**Problem requirements**
Pick out every line in the data below that holds "Flow".

-=-=-

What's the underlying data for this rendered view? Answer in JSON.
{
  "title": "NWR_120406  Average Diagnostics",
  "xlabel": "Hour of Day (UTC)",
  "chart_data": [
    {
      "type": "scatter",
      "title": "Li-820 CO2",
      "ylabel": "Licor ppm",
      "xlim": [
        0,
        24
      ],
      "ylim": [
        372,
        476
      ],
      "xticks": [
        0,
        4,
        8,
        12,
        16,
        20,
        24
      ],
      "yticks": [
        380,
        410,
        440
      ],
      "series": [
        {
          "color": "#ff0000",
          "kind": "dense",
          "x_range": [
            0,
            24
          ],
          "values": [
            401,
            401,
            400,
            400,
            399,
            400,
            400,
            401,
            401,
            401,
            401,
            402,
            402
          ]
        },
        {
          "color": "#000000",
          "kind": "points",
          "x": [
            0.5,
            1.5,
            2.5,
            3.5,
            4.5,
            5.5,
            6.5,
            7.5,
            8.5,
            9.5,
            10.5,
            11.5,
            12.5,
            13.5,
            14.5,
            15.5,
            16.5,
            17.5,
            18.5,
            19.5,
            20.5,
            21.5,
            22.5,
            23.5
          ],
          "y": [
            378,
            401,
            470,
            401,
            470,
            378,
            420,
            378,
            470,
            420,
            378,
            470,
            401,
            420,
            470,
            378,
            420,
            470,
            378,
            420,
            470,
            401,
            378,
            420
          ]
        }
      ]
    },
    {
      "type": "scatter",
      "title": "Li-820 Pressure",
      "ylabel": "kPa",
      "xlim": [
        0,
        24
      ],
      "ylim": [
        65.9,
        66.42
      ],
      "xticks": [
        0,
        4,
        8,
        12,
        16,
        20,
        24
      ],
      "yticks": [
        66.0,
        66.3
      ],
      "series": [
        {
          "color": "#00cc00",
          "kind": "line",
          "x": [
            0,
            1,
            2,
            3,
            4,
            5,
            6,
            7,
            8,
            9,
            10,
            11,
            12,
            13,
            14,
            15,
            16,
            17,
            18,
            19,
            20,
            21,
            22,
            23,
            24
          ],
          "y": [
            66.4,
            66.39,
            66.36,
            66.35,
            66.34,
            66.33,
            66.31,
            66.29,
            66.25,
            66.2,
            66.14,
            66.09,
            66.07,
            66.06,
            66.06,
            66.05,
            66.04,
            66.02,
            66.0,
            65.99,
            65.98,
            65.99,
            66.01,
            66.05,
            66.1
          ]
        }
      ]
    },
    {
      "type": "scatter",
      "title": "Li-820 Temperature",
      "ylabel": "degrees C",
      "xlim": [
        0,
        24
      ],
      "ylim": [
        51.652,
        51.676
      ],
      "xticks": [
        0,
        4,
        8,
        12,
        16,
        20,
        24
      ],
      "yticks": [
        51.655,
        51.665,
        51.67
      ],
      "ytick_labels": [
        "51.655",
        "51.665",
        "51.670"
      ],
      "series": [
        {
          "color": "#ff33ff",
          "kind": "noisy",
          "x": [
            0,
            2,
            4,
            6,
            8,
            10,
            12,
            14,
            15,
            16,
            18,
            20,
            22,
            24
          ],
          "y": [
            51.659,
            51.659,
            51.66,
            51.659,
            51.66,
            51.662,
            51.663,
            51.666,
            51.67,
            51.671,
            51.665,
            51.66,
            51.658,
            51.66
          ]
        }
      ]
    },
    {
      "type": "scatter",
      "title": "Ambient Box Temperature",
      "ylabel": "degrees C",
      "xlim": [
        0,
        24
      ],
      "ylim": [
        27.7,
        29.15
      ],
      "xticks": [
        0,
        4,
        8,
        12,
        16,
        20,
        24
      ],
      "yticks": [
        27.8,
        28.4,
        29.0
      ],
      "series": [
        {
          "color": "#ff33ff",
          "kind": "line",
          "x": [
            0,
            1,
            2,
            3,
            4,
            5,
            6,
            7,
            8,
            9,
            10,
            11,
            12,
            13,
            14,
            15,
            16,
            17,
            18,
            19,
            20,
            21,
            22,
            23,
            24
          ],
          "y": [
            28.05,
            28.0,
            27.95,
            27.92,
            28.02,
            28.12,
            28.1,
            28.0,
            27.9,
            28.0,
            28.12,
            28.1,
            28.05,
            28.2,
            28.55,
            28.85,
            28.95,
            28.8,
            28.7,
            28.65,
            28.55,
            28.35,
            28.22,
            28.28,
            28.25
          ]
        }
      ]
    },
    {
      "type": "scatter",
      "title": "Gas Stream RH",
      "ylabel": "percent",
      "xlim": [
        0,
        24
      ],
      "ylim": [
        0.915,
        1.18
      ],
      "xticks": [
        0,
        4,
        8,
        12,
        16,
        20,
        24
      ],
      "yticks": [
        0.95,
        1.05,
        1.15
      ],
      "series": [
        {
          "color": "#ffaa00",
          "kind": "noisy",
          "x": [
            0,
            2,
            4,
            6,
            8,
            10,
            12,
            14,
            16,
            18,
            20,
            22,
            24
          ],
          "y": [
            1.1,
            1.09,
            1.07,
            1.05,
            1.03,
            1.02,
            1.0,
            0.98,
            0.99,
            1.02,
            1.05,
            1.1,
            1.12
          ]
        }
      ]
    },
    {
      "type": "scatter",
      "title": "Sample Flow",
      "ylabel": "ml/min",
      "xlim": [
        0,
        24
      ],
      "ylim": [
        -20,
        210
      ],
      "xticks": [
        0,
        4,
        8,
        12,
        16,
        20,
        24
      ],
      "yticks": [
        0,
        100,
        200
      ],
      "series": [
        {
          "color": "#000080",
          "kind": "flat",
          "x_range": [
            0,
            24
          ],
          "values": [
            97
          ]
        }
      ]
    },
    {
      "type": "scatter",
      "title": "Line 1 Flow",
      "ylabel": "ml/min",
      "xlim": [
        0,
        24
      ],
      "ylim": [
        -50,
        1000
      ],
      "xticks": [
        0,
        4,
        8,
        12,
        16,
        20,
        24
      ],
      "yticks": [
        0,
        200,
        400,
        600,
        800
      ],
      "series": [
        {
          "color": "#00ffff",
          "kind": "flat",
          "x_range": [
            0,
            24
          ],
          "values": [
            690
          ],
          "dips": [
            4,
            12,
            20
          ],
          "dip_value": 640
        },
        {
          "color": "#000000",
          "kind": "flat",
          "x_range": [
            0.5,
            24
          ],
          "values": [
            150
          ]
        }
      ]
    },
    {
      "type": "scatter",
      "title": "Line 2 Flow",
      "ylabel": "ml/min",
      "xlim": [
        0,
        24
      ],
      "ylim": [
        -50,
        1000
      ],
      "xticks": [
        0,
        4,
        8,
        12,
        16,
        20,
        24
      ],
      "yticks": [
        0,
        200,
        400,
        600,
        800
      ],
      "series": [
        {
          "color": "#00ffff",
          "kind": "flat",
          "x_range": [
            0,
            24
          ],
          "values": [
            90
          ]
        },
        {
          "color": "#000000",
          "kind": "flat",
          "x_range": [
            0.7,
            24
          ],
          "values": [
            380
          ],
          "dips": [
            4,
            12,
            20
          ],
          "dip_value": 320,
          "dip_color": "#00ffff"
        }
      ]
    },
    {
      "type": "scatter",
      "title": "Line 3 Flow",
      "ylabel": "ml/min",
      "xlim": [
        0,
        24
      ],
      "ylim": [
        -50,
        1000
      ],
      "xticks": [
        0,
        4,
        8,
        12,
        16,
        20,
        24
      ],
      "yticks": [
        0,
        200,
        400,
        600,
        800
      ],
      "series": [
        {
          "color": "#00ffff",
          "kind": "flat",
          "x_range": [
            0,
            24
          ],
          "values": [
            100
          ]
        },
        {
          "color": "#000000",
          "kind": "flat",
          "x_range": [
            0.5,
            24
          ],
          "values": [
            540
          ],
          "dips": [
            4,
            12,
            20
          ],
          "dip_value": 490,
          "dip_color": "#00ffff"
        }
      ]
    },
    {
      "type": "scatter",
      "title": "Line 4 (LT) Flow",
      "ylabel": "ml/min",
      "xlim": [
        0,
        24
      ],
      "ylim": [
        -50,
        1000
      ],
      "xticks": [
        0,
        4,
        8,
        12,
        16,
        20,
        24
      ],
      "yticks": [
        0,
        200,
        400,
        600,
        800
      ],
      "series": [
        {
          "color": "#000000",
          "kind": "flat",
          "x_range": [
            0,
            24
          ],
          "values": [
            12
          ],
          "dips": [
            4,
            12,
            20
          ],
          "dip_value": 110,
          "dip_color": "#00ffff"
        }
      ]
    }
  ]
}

-=-=-

**Correct result**
      "title": "Sample Flow",
      "title": "Line 1 Flow",
      "title": "Line 2 Flow",
      "title": "Line 3 Flow",
      "title": "Line 4 (LT) Flow",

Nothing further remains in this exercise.